-------- MATERIAL PROVIDED --------
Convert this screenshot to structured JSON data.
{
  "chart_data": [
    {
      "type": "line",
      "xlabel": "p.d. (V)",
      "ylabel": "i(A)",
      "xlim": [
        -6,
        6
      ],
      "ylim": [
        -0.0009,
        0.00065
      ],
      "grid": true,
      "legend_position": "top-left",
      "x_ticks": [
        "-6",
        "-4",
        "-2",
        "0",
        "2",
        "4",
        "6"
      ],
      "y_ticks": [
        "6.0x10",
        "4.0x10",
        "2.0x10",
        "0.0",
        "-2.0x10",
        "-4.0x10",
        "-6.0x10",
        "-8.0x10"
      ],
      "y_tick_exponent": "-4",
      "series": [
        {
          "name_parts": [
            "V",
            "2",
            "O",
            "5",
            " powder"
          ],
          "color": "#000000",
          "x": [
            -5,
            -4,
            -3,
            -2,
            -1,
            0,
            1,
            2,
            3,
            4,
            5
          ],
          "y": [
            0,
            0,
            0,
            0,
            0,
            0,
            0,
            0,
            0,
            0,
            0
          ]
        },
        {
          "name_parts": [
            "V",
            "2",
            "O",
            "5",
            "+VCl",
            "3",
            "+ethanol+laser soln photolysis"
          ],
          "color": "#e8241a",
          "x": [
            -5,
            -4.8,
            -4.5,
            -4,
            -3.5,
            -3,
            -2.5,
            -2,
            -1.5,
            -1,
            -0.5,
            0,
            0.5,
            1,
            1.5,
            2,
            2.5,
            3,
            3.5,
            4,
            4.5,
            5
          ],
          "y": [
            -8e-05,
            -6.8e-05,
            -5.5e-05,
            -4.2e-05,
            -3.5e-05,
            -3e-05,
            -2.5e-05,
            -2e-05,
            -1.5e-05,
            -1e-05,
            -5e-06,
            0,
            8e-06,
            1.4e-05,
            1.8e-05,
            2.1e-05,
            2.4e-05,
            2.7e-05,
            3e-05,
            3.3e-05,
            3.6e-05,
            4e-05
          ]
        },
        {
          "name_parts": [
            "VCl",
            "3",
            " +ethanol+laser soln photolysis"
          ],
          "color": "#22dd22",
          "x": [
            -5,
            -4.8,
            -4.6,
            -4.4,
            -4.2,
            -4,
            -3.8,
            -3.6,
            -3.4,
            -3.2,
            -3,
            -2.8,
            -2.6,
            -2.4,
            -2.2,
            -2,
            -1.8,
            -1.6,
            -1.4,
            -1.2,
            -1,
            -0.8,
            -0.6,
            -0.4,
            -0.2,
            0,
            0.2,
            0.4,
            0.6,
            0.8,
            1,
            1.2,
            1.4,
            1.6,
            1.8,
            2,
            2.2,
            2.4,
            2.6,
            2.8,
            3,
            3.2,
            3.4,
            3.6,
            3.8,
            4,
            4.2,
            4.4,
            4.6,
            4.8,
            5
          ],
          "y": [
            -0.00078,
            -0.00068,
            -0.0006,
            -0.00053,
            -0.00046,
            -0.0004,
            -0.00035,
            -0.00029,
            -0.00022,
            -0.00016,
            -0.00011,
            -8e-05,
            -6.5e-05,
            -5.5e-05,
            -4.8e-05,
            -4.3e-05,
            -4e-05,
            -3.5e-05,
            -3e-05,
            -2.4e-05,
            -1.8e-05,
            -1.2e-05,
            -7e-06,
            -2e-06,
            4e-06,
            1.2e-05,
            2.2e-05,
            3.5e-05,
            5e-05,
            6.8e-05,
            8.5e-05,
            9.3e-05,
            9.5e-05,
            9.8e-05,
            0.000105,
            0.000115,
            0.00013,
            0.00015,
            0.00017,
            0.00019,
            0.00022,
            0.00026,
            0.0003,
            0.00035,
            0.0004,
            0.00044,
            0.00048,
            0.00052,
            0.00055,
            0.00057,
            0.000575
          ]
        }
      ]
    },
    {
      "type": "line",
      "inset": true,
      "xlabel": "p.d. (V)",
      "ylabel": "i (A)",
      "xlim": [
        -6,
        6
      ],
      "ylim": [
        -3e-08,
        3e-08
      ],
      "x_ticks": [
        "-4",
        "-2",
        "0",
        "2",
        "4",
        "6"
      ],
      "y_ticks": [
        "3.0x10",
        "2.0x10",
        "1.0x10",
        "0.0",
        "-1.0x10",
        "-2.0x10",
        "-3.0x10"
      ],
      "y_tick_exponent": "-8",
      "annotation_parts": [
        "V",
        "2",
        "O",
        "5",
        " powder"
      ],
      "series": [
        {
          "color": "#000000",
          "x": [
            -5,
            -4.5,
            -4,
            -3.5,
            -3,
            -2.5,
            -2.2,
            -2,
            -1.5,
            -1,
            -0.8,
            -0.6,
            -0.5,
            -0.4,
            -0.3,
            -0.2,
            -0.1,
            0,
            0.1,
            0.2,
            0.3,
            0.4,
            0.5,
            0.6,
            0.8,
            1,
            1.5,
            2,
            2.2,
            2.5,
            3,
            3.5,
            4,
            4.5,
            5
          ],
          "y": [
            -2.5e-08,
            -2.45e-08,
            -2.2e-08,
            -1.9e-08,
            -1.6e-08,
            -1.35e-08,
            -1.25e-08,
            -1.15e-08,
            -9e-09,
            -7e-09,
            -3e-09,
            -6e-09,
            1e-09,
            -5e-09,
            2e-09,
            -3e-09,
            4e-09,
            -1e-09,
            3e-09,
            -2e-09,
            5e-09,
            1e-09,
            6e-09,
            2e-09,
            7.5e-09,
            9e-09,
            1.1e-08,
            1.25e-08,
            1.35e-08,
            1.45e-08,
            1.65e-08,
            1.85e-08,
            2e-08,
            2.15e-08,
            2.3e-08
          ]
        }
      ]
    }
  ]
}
--------
WRITTEN PROBLEM:
Give all the entries again exactly; leave none out.

REPLY TO THE TASK:
Convert this screenshot to structured JSON data.
{
  "chart_data": [
    {
      "type": "line",
      "xlabel": "p.d. (V)",
      "ylabel": "i(A)",
      "xlim": [
        -6,
        6
      ],
      "ylim": [
        -0.0009,
        0.00065
      ],
      "grid": true,
      "legend_position": "top-left",
      "x_ticks": [
        "-6",
        "-4",
        "-2",
        "0",
        "2",
        "4",
        "6"
      ],
      "y_ticks": [
        "6.0x10",
        "4.0x10",
        "2.0x10",
        "0.0",
        "-2.0x10",
        "-4.0x10",
        "-6.0x10",
        "-8.0x10"
      ],
      "y_tick_exponent": "-4",
      "series": [
        {
          "name_parts": [
            "V",
            "2",
            "O",
            "5",
            " powder"
          ],
          "color": "#000000",
          "x": [
            -5,
            -4,
            -3,
            -2,
            -1,
            0,
            1,
            2,
            3,
            4,
            5
          ],
          "y": [
            0,
            0,
            0,
            0,
            0,
            0,
            0,
            0,
            0,
            0,
            0
          ]
        },
        {
          "name_parts": [
            "V",
            "2",
            "O",
            "5",
            "+VCl",
            "3",
            "+ethanol+laser soln photolysis"
          ],
          "color": "#e8241a",
          "x": [
            -5,
            -4.8,
            -4.5,
            -4,
            -3.5,
            -3,
            -2.5,
            -2,
            -1.5,
            -1,
            -0.5,
            0,
            0.5,
            1,
            1.5,
            2,
            2.5,
            3,
            3.5,
            4,
            4.5,
            5
          ],
          "y": [
            -8e-05,
            -6.8e-05,
            -5.5e-05,
            -4.2e-05,
            -3.5e-05,
            -3e-05,
            -2.5e-05,
            -2e-05,
            -1.5e-05,
            -1e-05,
            -5e-06,
            0,
            8e-06,
            1.4e-05,
            1.8e-05,
            2.1e-05,
            2.4e-05,
            2.7e-05,
            3e-05,
            3.3e-05,
            3.6e-05,
            4e-05
          ]
        },
        {
          "name_parts": [
            "VCl",
            "3",
            " +ethanol+laser soln photolysis"
          ],
          "color": "#22dd22",
          "x": [
            -5,
            -4.8,
            -4.6,
            -4.4,
            -4.2,
            -4,
            -3.8,
            -3.6,
            -3.4,
            -3.2,
            -3,
            -2.8,
            -2.6,
            -2.4,
            -2.2,
            -2,
            -1.8,
            -1.6,
            -1.4,
            -1.2,
            -1,
            -0.8,
            -0.6,
            -0.4,
            -0.2,
            0,
            0.2,
            0.4,
            0.6,
            0.8,
            1,
            1.2,
            1.4,
            1.6,
            1.8,
            2,
            2.2,
            2.4,
            2.6,
            2.8,
            3,
            3.2,
            3.4,
            3.6,
            3.8,
            4,
            4.2,
            4.4,
            4.6,
            4.8,
            5
          ],
          "y": [
            -0.00078,
            -0.00068,
            -0.0006,
            -0.00053,
            -0.00046,
            -0.0004,
            -0.00035,
            -0.00029,
            -0.00022,
            -0.00016,
            -0.00011,
            -8e-05,
            -6.5e-05,
            -5.5e-05,
            -4.8e-05,
            -4.3e-05,
            -4e-05,
            -3.5e-05,
            -3e-05,
            -2.4e-05,
            -1.8e-05,
            -1.2e-05,
            -7e-06,
            -2e-06,
            4e-06,
            1.2e-05,
            2.2e-05,
            3.5e-05,
            5e-05,
            6.8e-05,
            8.5e-05,
            9.3e-05,
            9.5e-05,
            9.8e-05,
            0.000105,
            0.000115,
            0.00013,
            0.00015,
            0.00017,
            0.00019,
            0.00022,
            0.00026,
            0.0003,
            0.00035,
            0.0004,
            0.00044,
            0.00048,
            0.00052,
            0.00055,
            0.00057,
            0.000575
          ]
        }
      ]
    },
    {
      "type": "line",
      "inset": true,
      "xlabel": "p.d. (V)",
      "ylabel": "i (A)",
      "xlim": [
        -6,
        6
      ],
      "ylim": [
        -3e-08,
        3e-08
      ],
      "x_ticks": [
        "-4",
        "-2",
        "0",
        "2",
        "4",
        "6"
      ],
      "y_ticks": [
        "3.0x10",
        "2.0x10",
        "1.0x10",
        "0.0",
        "-1.0x10",
        "-2.0x10",
        "-3.0x10"
      ],
      "y_tick_exponent": "-8",
      "annotation_parts": [
        "V",
        "2",
        "O",
        "5",
        " powder"
      ],
      "series": [
        {
          "color": "#000000",
          "x": [
            -5,
            -4.5,
            -4,
            -3.5,
            -3,
            -2.5,
            -2.2,
            -2,
            -1.5,
            -1,
            -0.8,
            -0.6,
            -0.5,
            -0.4,
            -0.3,
            -0.2,
            -0.1,
            0,
            0.1,
            0.2,
            0.3,
            0.4,
            0.5,
            0.6,
            0.8,
            1,
            1.5,
            2,
            2.2,
            2.5,
            3,
            3.5,
            4,
            4.5,
            5
          ],
          "y": [
            -2.5e-08,
            -2.45e-08,
            -2.2e-08,
            -1.9e-08,
            -1.6e-08,
            -1.35e-08,
            -1.25e-08,
            -1.15e-08,
            -9e-09,
            -7e-09,
            -3e-09,
            -6e-09,
            1e-09,
            -5e-09,
            2e-09,
            -3e-09,
            4e-09,
            -1e-09,
            3e-09,
            -2e-09,
            5e-09,
            1e-09,
            6e-09,
            2e-09,
            7.5e-09,
            9e-09,
            1.1e-08,
            1.25e-08,
            1.35e-08,
            1.45e-08,
            1.65e-08,
            1.85e-08,
            2e-08,
            2.15e-08,
            2.3e-08
          ]
        }
      ]
    }
  ]
}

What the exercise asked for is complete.